PROBLEM DETAILS: Write out the records beneath this line exactly as they appear, minus any images.

INPUT MATERIAL:
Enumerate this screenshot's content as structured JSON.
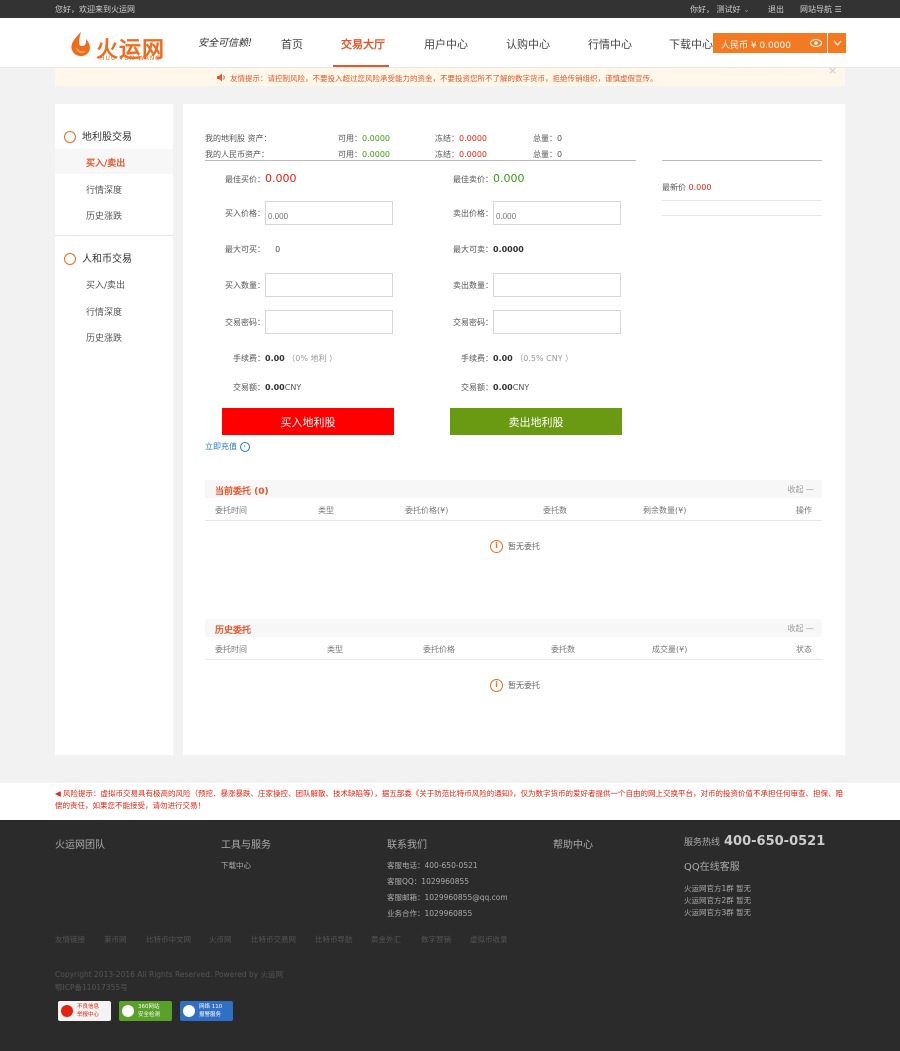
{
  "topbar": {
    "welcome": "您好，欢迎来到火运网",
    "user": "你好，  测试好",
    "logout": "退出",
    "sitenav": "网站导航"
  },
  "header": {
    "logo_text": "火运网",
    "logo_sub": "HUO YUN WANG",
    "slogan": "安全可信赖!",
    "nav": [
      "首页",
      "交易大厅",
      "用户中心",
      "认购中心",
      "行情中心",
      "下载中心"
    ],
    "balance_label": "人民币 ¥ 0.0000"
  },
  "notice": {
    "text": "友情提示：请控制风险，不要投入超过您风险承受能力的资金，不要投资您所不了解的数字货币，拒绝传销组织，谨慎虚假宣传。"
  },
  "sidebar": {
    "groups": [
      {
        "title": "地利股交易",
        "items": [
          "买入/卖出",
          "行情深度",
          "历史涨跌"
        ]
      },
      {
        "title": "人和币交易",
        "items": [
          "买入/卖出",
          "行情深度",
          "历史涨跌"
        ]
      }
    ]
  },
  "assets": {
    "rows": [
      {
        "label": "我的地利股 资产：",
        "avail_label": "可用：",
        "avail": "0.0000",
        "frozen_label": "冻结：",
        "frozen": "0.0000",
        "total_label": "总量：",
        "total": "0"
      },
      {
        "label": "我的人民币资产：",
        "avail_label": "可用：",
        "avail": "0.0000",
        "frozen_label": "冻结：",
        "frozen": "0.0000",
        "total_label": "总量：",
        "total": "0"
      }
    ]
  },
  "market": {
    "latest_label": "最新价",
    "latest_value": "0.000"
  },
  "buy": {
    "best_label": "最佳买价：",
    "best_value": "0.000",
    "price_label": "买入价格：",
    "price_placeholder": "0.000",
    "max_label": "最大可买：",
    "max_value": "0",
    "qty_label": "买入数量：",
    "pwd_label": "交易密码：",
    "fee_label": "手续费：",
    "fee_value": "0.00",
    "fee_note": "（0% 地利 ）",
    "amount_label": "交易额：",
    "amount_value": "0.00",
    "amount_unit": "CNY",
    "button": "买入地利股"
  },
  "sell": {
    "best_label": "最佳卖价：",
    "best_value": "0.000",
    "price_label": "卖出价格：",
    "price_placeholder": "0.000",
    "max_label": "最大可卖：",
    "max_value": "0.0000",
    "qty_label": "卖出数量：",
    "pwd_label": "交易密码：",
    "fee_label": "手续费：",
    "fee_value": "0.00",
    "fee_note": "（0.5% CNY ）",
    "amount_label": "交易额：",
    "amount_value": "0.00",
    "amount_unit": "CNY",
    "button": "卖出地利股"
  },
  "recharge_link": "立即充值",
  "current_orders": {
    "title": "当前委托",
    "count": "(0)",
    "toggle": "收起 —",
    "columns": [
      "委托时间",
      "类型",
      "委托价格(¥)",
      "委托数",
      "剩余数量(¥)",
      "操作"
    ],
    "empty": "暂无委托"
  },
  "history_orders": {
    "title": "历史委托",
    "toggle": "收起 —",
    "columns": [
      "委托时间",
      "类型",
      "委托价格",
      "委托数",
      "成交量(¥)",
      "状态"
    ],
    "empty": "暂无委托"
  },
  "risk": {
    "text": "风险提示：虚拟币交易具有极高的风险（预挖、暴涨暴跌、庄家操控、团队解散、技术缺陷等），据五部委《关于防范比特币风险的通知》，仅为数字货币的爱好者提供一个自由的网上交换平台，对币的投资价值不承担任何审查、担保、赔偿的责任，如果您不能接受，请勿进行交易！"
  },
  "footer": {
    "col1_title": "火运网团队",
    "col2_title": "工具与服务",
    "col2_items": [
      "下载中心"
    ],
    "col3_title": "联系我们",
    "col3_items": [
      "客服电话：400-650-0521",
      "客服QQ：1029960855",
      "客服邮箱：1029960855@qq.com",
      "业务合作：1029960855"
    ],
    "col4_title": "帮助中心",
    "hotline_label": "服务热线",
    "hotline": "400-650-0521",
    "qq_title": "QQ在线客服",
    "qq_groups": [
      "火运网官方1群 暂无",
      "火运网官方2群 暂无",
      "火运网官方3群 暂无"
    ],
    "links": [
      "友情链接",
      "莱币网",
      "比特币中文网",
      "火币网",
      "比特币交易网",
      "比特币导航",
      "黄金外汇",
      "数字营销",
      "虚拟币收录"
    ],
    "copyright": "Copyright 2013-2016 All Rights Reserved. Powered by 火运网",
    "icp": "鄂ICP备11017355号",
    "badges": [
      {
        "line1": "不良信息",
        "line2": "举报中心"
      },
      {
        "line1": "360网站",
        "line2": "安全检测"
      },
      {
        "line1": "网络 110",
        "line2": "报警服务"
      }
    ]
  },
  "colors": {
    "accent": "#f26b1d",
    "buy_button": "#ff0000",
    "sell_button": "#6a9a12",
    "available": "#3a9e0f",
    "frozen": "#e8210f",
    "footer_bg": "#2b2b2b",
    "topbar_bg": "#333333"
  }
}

OUTPUT OF THE TASK:
Enumerate this screenshot's content as structured JSON.
{
  "topbar": {
    "welcome": "您好，欢迎来到火运网",
    "user": "你好，  测试好",
    "logout": "退出",
    "sitenav": "网站导航"
  },
  "header": {
    "logo_text": "火运网",
    "logo_sub": "HUO YUN WANG",
    "slogan": "安全可信赖!",
    "nav": [
      "首页",
      "交易大厅",
      "用户中心",
      "认购中心",
      "行情中心",
      "下载中心"
    ],
    "balance_label": "人民币 ¥ 0.0000"
  },
  "notice": {
    "text": "友情提示：请控制风险，不要投入超过您风险承受能力的资金，不要投资您所不了解的数字货币，拒绝传销组织，谨慎虚假宣传。"
  },
  "sidebar": {
    "groups": [
      {
        "title": "地利股交易",
        "items": [
          "买入/卖出",
          "行情深度",
          "历史涨跌"
        ]
      },
      {
        "title": "人和币交易",
        "items": [
          "买入/卖出",
          "行情深度",
          "历史涨跌"
        ]
      }
    ]
  },
  "assets": {
    "rows": [
      {
        "label": "我的地利股 资产：",
        "avail_label": "可用：",
        "avail": "0.0000",
        "frozen_label": "冻结：",
        "frozen": "0.0000",
        "total_label": "总量：",
        "total": "0"
      },
      {
        "label": "我的人民币资产：",
        "avail_label": "可用：",
        "avail": "0.0000",
        "frozen_label": "冻结：",
        "frozen": "0.0000",
        "total_label": "总量：",
        "total": "0"
      }
    ]
  },
  "market": {
    "latest_label": "最新价",
    "latest_value": "0.000"
  },
  "buy": {
    "best_label": "最佳买价：",
    "best_value": "0.000",
    "price_label": "买入价格：",
    "price_placeholder": "0.000",
    "max_label": "最大可买：",
    "max_value": "0",
    "qty_label": "买入数量：",
    "pwd_label": "交易密码：",
    "fee_label": "手续费：",
    "fee_value": "0.00",
    "fee_note": "（0% 地利 ）",
    "amount_label": "交易额：",
    "amount_value": "0.00",
    "amount_unit": "CNY",
    "button": "买入地利股"
  },
  "sell": {
    "best_label": "最佳卖价：",
    "best_value": "0.000",
    "price_label": "卖出价格：",
    "price_placeholder": "0.000",
    "max_label": "最大可卖：",
    "max_value": "0.0000",
    "qty_label": "卖出数量：",
    "pwd_label": "交易密码：",
    "fee_label": "手续费：",
    "fee_value": "0.00",
    "fee_note": "（0.5% CNY ）",
    "amount_label": "交易额：",
    "amount_value": "0.00",
    "amount_unit": "CNY",
    "button": "卖出地利股"
  },
  "recharge_link": "立即充值",
  "current_orders": {
    "title": "当前委托",
    "count": "(0)",
    "toggle": "收起 —",
    "columns": [
      "委托时间",
      "类型",
      "委托价格(¥)",
      "委托数",
      "剩余数量(¥)",
      "操作"
    ],
    "empty": "暂无委托"
  },
  "history_orders": {
    "title": "历史委托",
    "toggle": "收起 —",
    "columns": [
      "委托时间",
      "类型",
      "委托价格",
      "委托数",
      "成交量(¥)",
      "状态"
    ],
    "empty": "暂无委托"
  },
  "risk": {
    "text": "风险提示：虚拟币交易具有极高的风险（预挖、暴涨暴跌、庄家操控、团队解散、技术缺陷等），据五部委《关于防范比特币风险的通知》，仅为数字货币的爱好者提供一个自由的网上交换平台，对币的投资价值不承担任何审查、担保、赔偿的责任，如果您不能接受，请勿进行交易！"
  },
  "footer": {
    "col1_title": "火运网团队",
    "col2_title": "工具与服务",
    "col2_items": [
      "下载中心"
    ],
    "col3_title": "联系我们",
    "col3_items": [
      "客服电话：400-650-0521",
      "客服QQ：1029960855",
      "客服邮箱：1029960855@qq.com",
      "业务合作：1029960855"
    ],
    "col4_title": "帮助中心",
    "hotline_label": "服务热线",
    "hotline": "400-650-0521",
    "qq_title": "QQ在线客服",
    "qq_groups": [
      "火运网官方1群 暂无",
      "火运网官方2群 暂无",
      "火运网官方3群 暂无"
    ],
    "links": [
      "友情链接",
      "莱币网",
      "比特币中文网",
      "火币网",
      "比特币交易网",
      "比特币导航",
      "黄金外汇",
      "数字营销",
      "虚拟币收录"
    ],
    "copyright": "Copyright 2013-2016 All Rights Reserved. Powered by 火运网",
    "icp": "鄂ICP备11017355号",
    "badges": [
      {
        "line1": "不良信息",
        "line2": "举报中心"
      },
      {
        "line1": "360网站",
        "line2": "安全检测"
      },
      {
        "line1": "网络 110",
        "line2": "报警服务"
      }
    ]
  },
  "colors": {
    "accent": "#f26b1d",
    "buy_button": "#ff0000",
    "sell_button": "#6a9a12",
    "available": "#3a9e0f",
    "frozen": "#e8210f",
    "footer_bg": "#2b2b2b",
    "topbar_bg": "#333333"
  }
}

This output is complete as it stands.